** Start **
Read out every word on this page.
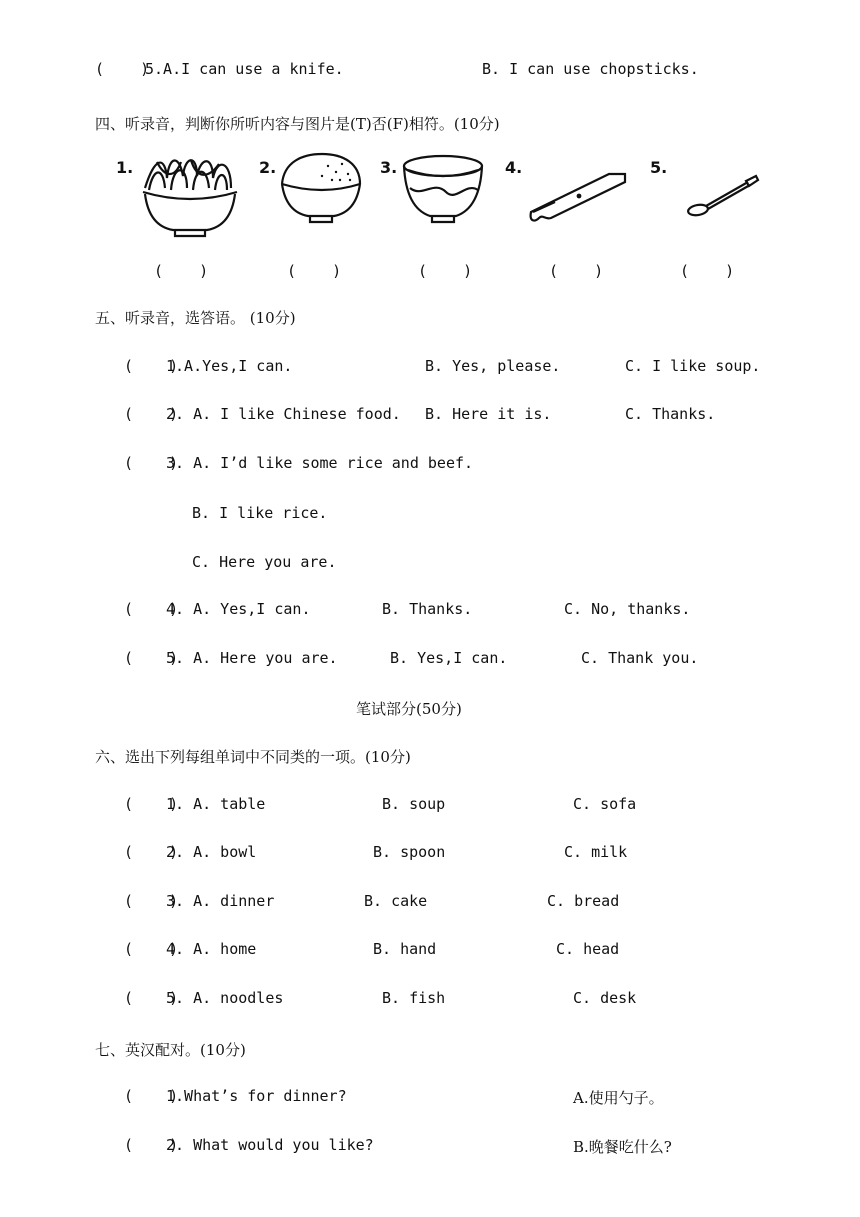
(    )
5.A.I can use a knife.	B. I can use chopsticks.
四、听录音，判断你所听内容与图片是(T)否(F)相符。(10分)
1.
(    )
2.
(    )
3.
(    )
4.
(    )
5.
(    )
五、听录音，选答语。 (10分)
(    )
1.A.Yes,I can.	B. Yes, please.	C. I like soup.
(    )
2. A. I like Chinese food. B. Here it is.	C. Thanks.
(    )
3. A. I’d like some rice and beef.
B. I like rice.
C. Here you are.
(    )
4. A. Yes,I can.	B. Thanks.	C. No, thanks.
(    )
5. A. Here you are.	B. Yes,I can.	C. Thank you.
笔试部分(50分)
六、选出下列每组单词中不同类的一项。(10分)
(    )
1. A. table	B. soup	C. sofa
(    )
2. A. bowl	B. spoon	C. milk
(    )
3. A. dinner	B. cake	C. bread
(    )
4. A. home	B. hand	C. head
(    )
5. A. noodles	B. fish	C. desk
七、英汉配对。(10分)
(    )
1.What’s for dinner?	A.使用勺子。
(    )
2. What would you like?	B.晚餐吃什么?
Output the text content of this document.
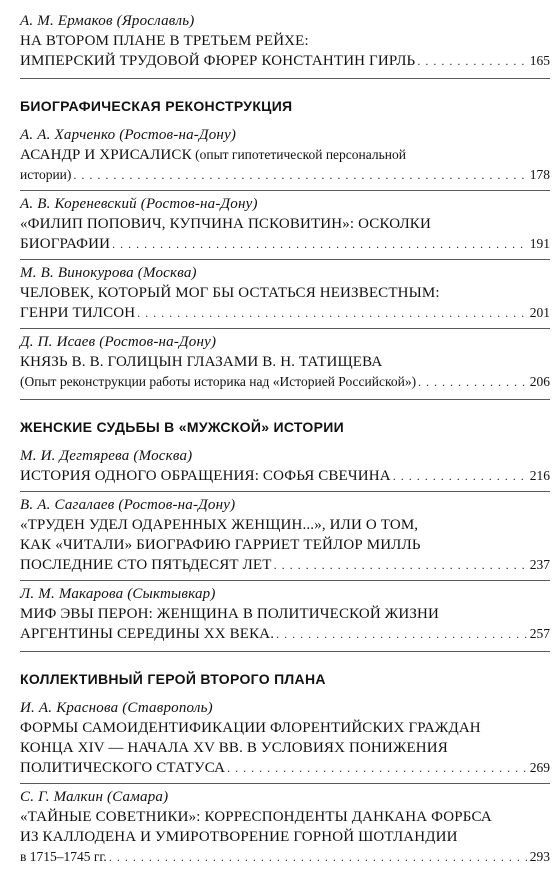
А. М. Ермаков (Ярославль)
НА ВТОРОМ ПЛАНЕ В ТРЕТЬЕМ РЕЙХЕ:
ИМПЕРСКИЙ ТРУДОВОЙ ФЮРЕР КОНСТАНТИН ГИРЛЬ . . .	165
БИОГРАФИЧЕСКАЯ РЕКОНСТРУКЦИЯ
А. А. Харченко (Ростов-на-Дону)
АСАНДР И ХРИСАЛИСК (опыт гипотетической персональной
истории) . . .	178
А. В. Кореневский (Ростов-на-Дону)
«ФИЛИП ПОПОВИЧ, КУПЧИНА ПСКОВИТИН»: ОСКОЛКИ
БИОГРАФИИ . . .	191
М. В. Винокурова (Москва)
ЧЕЛОВЕК, КОТОРЫЙ МОГ БЫ ОСТАТЬСЯ НЕИЗВЕСТНЫМ:
ГЕНРИ ТИЛСОН . . .	201
Д. П. Исаев (Ростов-на-Дону)
КНЯЗЬ В. В. ГОЛИЦЫН ГЛАЗАМИ В. Н. ТАТИЩЕВА
(Опыт реконструкции работы историка над «Историей Российской») . . .	206
ЖЕНСКИЕ СУДЬБЫ В «МУЖСКОЙ» ИСТОРИИ
М. И. Дегтярева (Москва)
ИСТОРИЯ ОДНОГО ОБРАЩЕНИЯ: СОФЬЯ СВЕЧИНА . . .	216
В. А. Сагалаев (Ростов-на-Дону)
«ТРУДЕН УДЕЛ ОДАРЕННЫХ ЖЕНЩИН...», ИЛИ О ТОМ,
КАК «ЧИТАЛИ» БИОГРАФИЮ ГАРРИЕТ ТЕЙЛОР МИЛЛЬ
ПОСЛЕДНИЕ СТО ПЯТЬДЕСЯТ ЛЕТ . . .	237
Л. М. Макарова (Сыктывкар)
МИФ ЭВЫ ПЕРОН: ЖЕНЩИНА В ПОЛИТИЧЕСКОЙ ЖИЗНИ
АРГЕНТИНЫ СЕРЕДИНЫ XX ВЕКА. . . .	257
КОЛЛЕКТИВНЫЙ ГЕРОЙ ВТОРОГО ПЛАНА
И. А. Краснова (Ставрополь)
ФОРМЫ САМОИДЕНТИФИКАЦИИ ФЛОРЕНТИЙСКИХ ГРАЖДАН
КОНЦА XIV — НАЧАЛА XV ВВ. В УСЛОВИЯХ ПОНИЖЕНИЯ
ПОЛИТИЧЕСКОГО СТАТУСА . . .	269
С. Г. Малкин (Самара)
«ТАЙНЫЕ СОВЕТНИКИ»: КОРРЕСПОНДЕНТЫ ДАНКАНА ФОРБСА
ИЗ КАЛЛОДЕНА И УМИРОТВОРЕНИЕ ГОРНОЙ ШОТЛАНДИИ
в 1715–1745 гг. . . .	293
** End **
Required task: Look through the material above and pick out each line holding the word "Москва".

Result of the exercise:
М. В. Винокурова (Москва)
М. И. Дегтярева (Москва)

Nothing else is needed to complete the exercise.